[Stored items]
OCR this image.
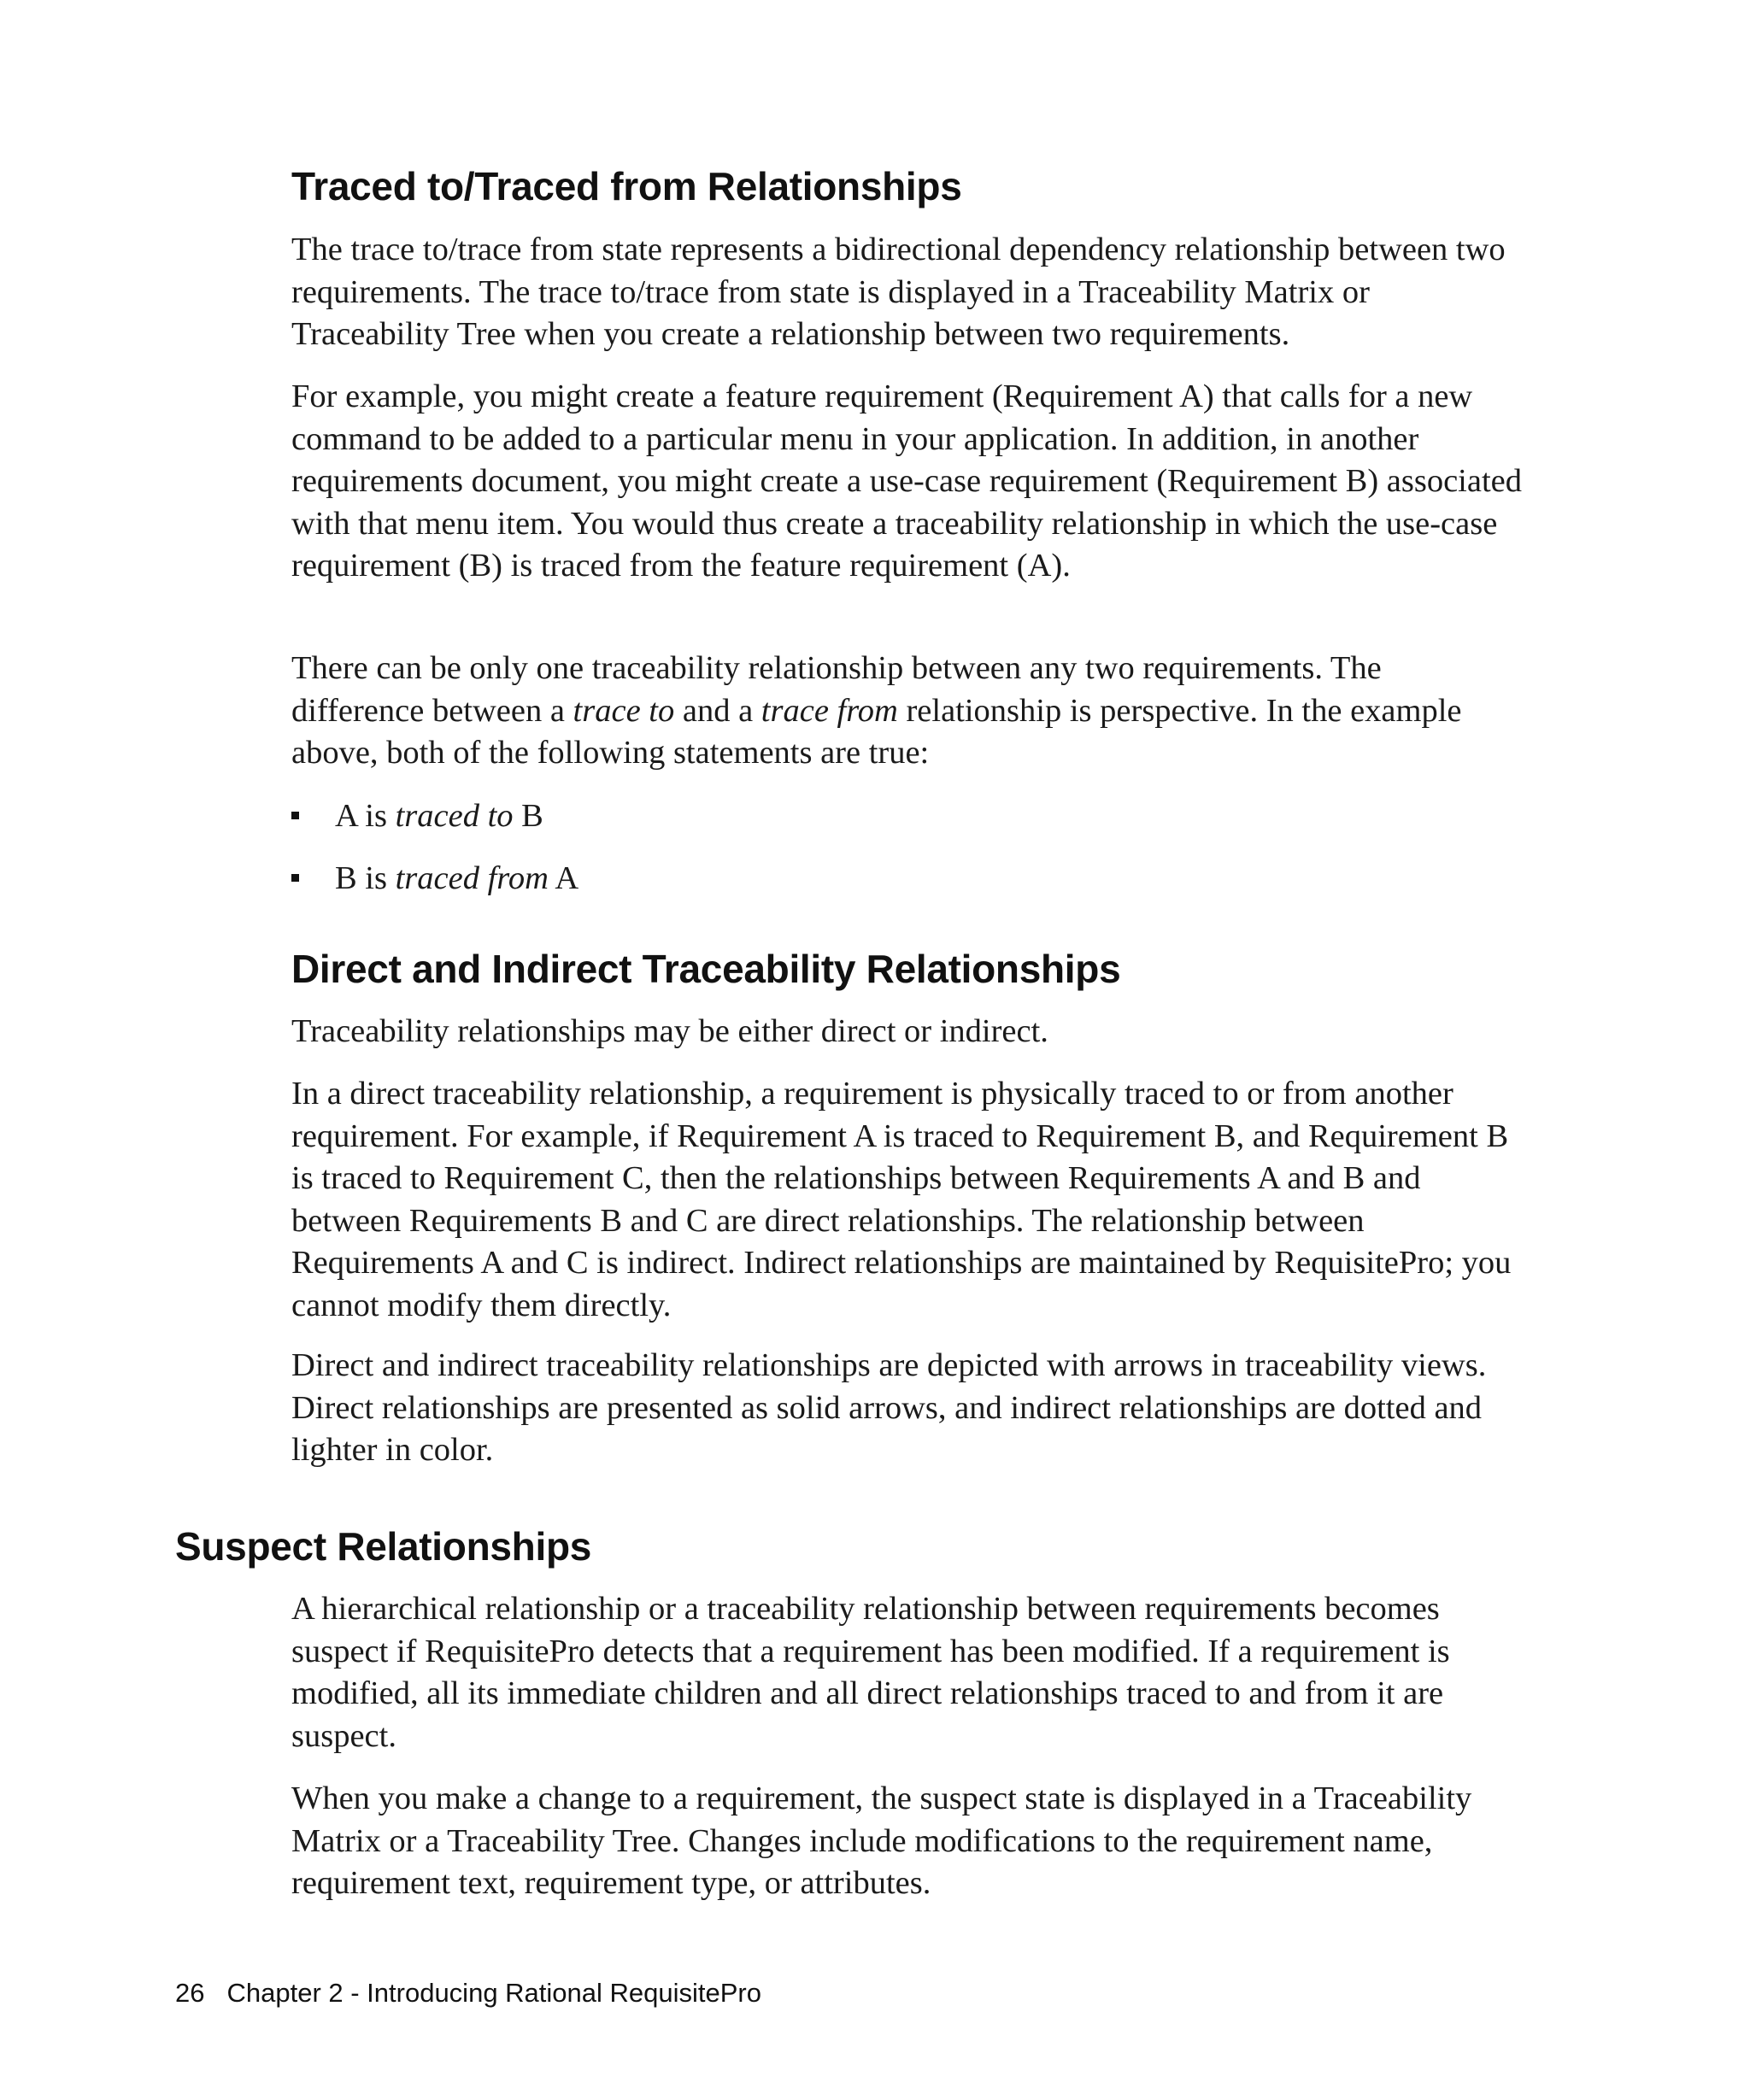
Traced to/Traced from Relationships

The trace to/trace from state represents a bidirectional dependency relationship between two requirements. The trace to/trace from state is displayed in a Traceability Matrix or Traceability Tree when you create a relationship between two requirements.

For example, you might create a feature requirement (Requirement A) that calls for a new command to be added to a particular menu in your application. In addition, in another requirements document, you might create a use-case requirement (Requirement B) associated with that menu item. You would thus create a traceability relationship in which the use-case requirement (B) is traced from the feature requirement (A).

There can be only one traceability relationship between any two requirements. The difference between a trace to and a trace from relationship is perspective. In the example above, both of the following statements are true:

A is traced to B

B is traced from A

Direct and Indirect Traceability Relationships

Traceability relationships may be either direct or indirect.

In a direct traceability relationship, a requirement is physically traced to or from another requirement. For example, if Requirement A is traced to Requirement B, and Requirement B is traced to Requirement C, then the relationships between Requirements A and B and between Requirements B and C are direct relationships. The relationship between Requirements A and C is indirect. Indirect relationships are maintained by RequisitePro; you cannot modify them directly.

Direct and indirect traceability relationships are depicted with arrows in traceability views. Direct relationships are presented as solid arrows, and indirect relationships are dotted and lighter in color.

Suspect Relationships

A hierarchical relationship or a traceability relationship between requirements becomes suspect if RequisitePro detects that a requirement has been modified. If a requirement is modified, all its immediate children and all direct relationships traced to and from it are suspect.

When you make a change to a requirement, the suspect state is displayed in a Traceability Matrix or a Traceability Tree. Changes include modifications to the requirement name, requirement text, requirement type, or attributes.

26 Chapter 2 - Introducing Rational RequisitePro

■ Problem to work on ■
Among the lines above, determine how many hold the word "Matrix"; report the figure alone.

■ Solution for this exercise ■
2